* What the exercise asks:
In the data below, find each line containing the string "title" and return it.

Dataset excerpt
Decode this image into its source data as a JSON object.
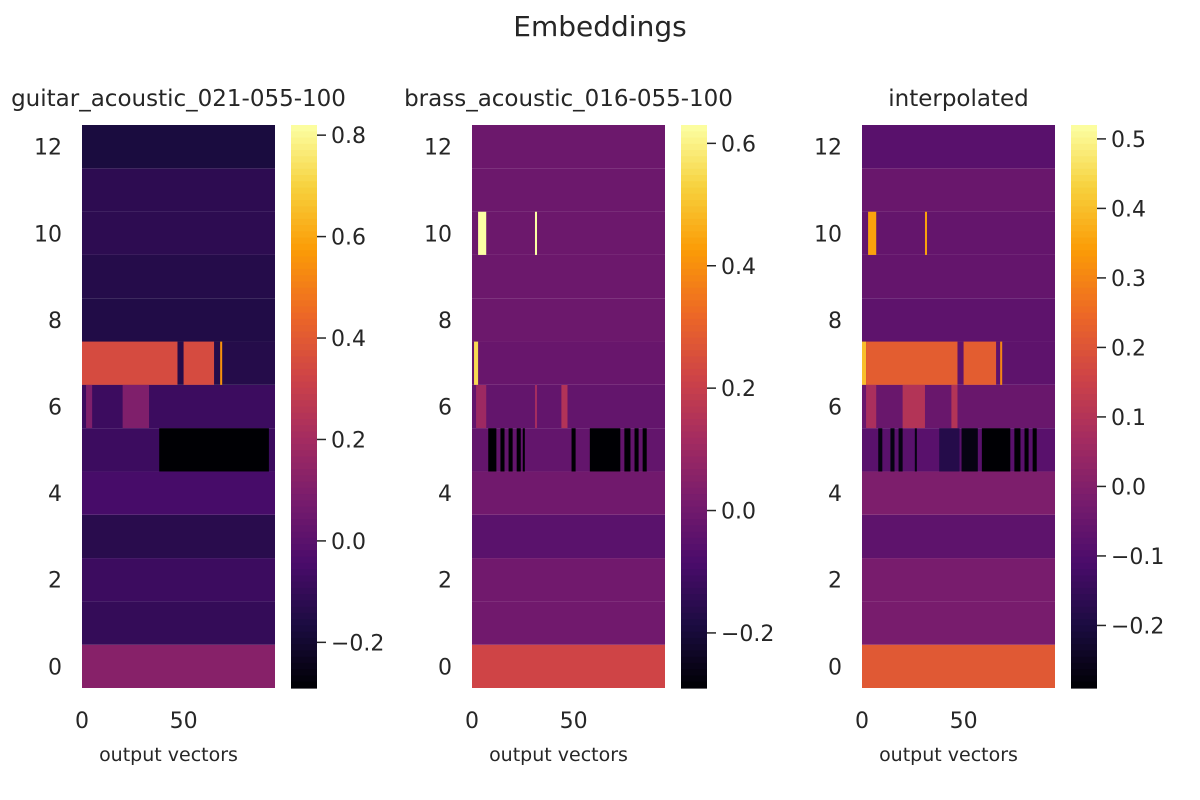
{
  "figure": {
    "title": "Embeddings"
  },
  "colormap": {
    "name": "inferno",
    "stops": [
      "#000004",
      "#1b0c41",
      "#4a0c6b",
      "#781c6d",
      "#a52c60",
      "#cf4446",
      "#ed6925",
      "#fb9b06",
      "#f7d13d",
      "#fcffa4"
    ]
  },
  "chart_data": [
    {
      "type": "heatmap",
      "title": "guitar_acoustic_021-055-100",
      "xlabel": "output vectors",
      "ylabel": "",
      "x_ticks": [
        0,
        50
      ],
      "y_ticks": [
        0,
        2,
        4,
        6,
        8,
        10,
        12
      ],
      "xlim": [
        0,
        95
      ],
      "ylim": [
        -0.5,
        12.5
      ],
      "colorbar": {
        "ticks": [
          "−0.2",
          "0.0",
          "0.2",
          "0.4",
          "0.6",
          "0.8"
        ],
        "tick_values": [
          -0.2,
          0.0,
          0.2,
          0.4,
          0.6,
          0.8
        ],
        "range": [
          -0.29,
          0.82
        ]
      },
      "rows": [
        {
          "row": 0,
          "default": 0.12,
          "segments": []
        },
        {
          "row": 1,
          "default": -0.1,
          "segments": []
        },
        {
          "row": 2,
          "default": -0.08,
          "segments": []
        },
        {
          "row": 3,
          "default": -0.13,
          "segments": []
        },
        {
          "row": 4,
          "default": -0.05,
          "segments": []
        },
        {
          "row": 5,
          "default": -0.08,
          "segments": [
            {
              "x0": 38,
              "x1": 92,
              "value": -0.29
            }
          ]
        },
        {
          "row": 6,
          "default": -0.08,
          "segments": [
            {
              "x0": 2,
              "x1": 5,
              "value": 0.1
            },
            {
              "x0": 20,
              "x1": 33,
              "value": 0.1
            }
          ]
        },
        {
          "row": 7,
          "default": -0.14,
          "segments": [
            {
              "x0": 0,
              "x1": 47,
              "value": 0.35
            },
            {
              "x0": 50,
              "x1": 65,
              "value": 0.35
            },
            {
              "x0": 68,
              "x1": 69,
              "value": 0.55
            }
          ]
        },
        {
          "row": 8,
          "default": -0.15,
          "segments": []
        },
        {
          "row": 9,
          "default": -0.14,
          "segments": []
        },
        {
          "row": 10,
          "default": -0.12,
          "segments": []
        },
        {
          "row": 11,
          "default": -0.12,
          "segments": []
        },
        {
          "row": 12,
          "default": -0.17,
          "segments": []
        }
      ]
    },
    {
      "type": "heatmap",
      "title": "brass_acoustic_016-055-100",
      "xlabel": "output vectors",
      "ylabel": "",
      "x_ticks": [
        0,
        50
      ],
      "y_ticks": [
        0,
        2,
        4,
        6,
        8,
        10,
        12
      ],
      "xlim": [
        0,
        95
      ],
      "ylim": [
        -0.5,
        12.5
      ],
      "colorbar": {
        "ticks": [
          "−0.2",
          "0.0",
          "0.2",
          "0.4",
          "0.6"
        ],
        "tick_values": [
          -0.2,
          0.0,
          0.2,
          0.4,
          0.6
        ],
        "range": [
          -0.29,
          0.63
        ]
      },
      "rows": [
        {
          "row": 0,
          "default": 0.22,
          "segments": []
        },
        {
          "row": 1,
          "default": 0.0,
          "segments": []
        },
        {
          "row": 2,
          "default": 0.0,
          "segments": []
        },
        {
          "row": 3,
          "default": -0.05,
          "segments": []
        },
        {
          "row": 4,
          "default": 0.0,
          "segments": []
        },
        {
          "row": 5,
          "default": -0.03,
          "segments": [
            {
              "x0": 8,
              "x1": 12,
              "value": -0.29
            },
            {
              "x0": 14,
              "x1": 16,
              "value": -0.29
            },
            {
              "x0": 18,
              "x1": 20,
              "value": -0.29
            },
            {
              "x0": 22,
              "x1": 24,
              "value": -0.29
            },
            {
              "x0": 25,
              "x1": 26,
              "value": -0.29
            },
            {
              "x0": 49,
              "x1": 51,
              "value": -0.29
            },
            {
              "x0": 58,
              "x1": 73,
              "value": -0.29
            },
            {
              "x0": 75,
              "x1": 78,
              "value": -0.29
            },
            {
              "x0": 80,
              "x1": 82,
              "value": -0.29
            },
            {
              "x0": 84,
              "x1": 86,
              "value": -0.29
            }
          ]
        },
        {
          "row": 6,
          "default": -0.03,
          "segments": [
            {
              "x0": 2,
              "x1": 7,
              "value": 0.1
            },
            {
              "x0": 31,
              "x1": 32,
              "value": 0.12
            },
            {
              "x0": 44,
              "x1": 47,
              "value": 0.15
            }
          ]
        },
        {
          "row": 7,
          "default": -0.02,
          "segments": [
            {
              "x0": 1,
              "x1": 3,
              "value": 0.55
            }
          ]
        },
        {
          "row": 8,
          "default": -0.01,
          "segments": []
        },
        {
          "row": 9,
          "default": -0.01,
          "segments": []
        },
        {
          "row": 10,
          "default": -0.01,
          "segments": [
            {
              "x0": 3,
              "x1": 7,
              "value": 0.63
            },
            {
              "x0": 31,
              "x1": 32,
              "value": 0.63
            }
          ]
        },
        {
          "row": 11,
          "default": -0.01,
          "segments": []
        },
        {
          "row": 12,
          "default": -0.01,
          "segments": []
        }
      ]
    },
    {
      "type": "heatmap",
      "title": "interpolated",
      "xlabel": "output vectors",
      "ylabel": "",
      "x_ticks": [
        0,
        50
      ],
      "y_ticks": [
        0,
        2,
        4,
        6,
        8,
        10,
        12
      ],
      "xlim": [
        0,
        95
      ],
      "ylim": [
        -0.5,
        12.5
      ],
      "colorbar": {
        "ticks": [
          "−0.2",
          "−0.1",
          "0.0",
          "0.1",
          "0.2",
          "0.3",
          "0.4",
          "0.5"
        ],
        "tick_values": [
          -0.2,
          -0.1,
          0.0,
          0.1,
          0.2,
          0.3,
          0.4,
          0.5
        ],
        "range": [
          -0.29,
          0.52
        ]
      },
      "rows": [
        {
          "row": 0,
          "default": 0.21,
          "segments": []
        },
        {
          "row": 1,
          "default": -0.02,
          "segments": []
        },
        {
          "row": 2,
          "default": -0.02,
          "segments": []
        },
        {
          "row": 3,
          "default": -0.07,
          "segments": []
        },
        {
          "row": 4,
          "default": -0.01,
          "segments": []
        },
        {
          "row": 5,
          "default": -0.08,
          "segments": [
            {
              "x0": 8,
              "x1": 10,
              "value": -0.27
            },
            {
              "x0": 14,
              "x1": 16,
              "value": -0.27
            },
            {
              "x0": 18,
              "x1": 20,
              "value": -0.27
            },
            {
              "x0": 26,
              "x1": 27,
              "value": -0.27
            },
            {
              "x0": 38,
              "x1": 48,
              "value": -0.18
            },
            {
              "x0": 49,
              "x1": 57,
              "value": -0.27
            },
            {
              "x0": 59,
              "x1": 73,
              "value": -0.29
            },
            {
              "x0": 75,
              "x1": 78,
              "value": -0.29
            },
            {
              "x0": 80,
              "x1": 82,
              "value": -0.29
            },
            {
              "x0": 84,
              "x1": 86,
              "value": -0.29
            }
          ]
        },
        {
          "row": 6,
          "default": -0.05,
          "segments": [
            {
              "x0": 2,
              "x1": 7,
              "value": 0.08
            },
            {
              "x0": 20,
              "x1": 31,
              "value": 0.1
            },
            {
              "x0": 44,
              "x1": 47,
              "value": 0.1
            }
          ]
        },
        {
          "row": 7,
          "default": -0.07,
          "segments": [
            {
              "x0": 0,
              "x1": 2,
              "value": 0.4
            },
            {
              "x0": 2,
              "x1": 47,
              "value": 0.22
            },
            {
              "x0": 50,
              "x1": 66,
              "value": 0.22
            },
            {
              "x0": 68,
              "x1": 69,
              "value": 0.3
            }
          ]
        },
        {
          "row": 8,
          "default": -0.07,
          "segments": []
        },
        {
          "row": 9,
          "default": -0.06,
          "segments": []
        },
        {
          "row": 10,
          "default": -0.06,
          "segments": [
            {
              "x0": 3,
              "x1": 7,
              "value": 0.35
            },
            {
              "x0": 31,
              "x1": 32,
              "value": 0.35
            }
          ]
        },
        {
          "row": 11,
          "default": -0.05,
          "segments": []
        },
        {
          "row": 12,
          "default": -0.08,
          "segments": []
        }
      ]
    }
  ]
}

* Exercise result:
    "title": "Embeddings"
      "title": "guitar_acoustic_021-055-100",
      "title": "brass_acoustic_016-055-100",
      "title": "interpolated",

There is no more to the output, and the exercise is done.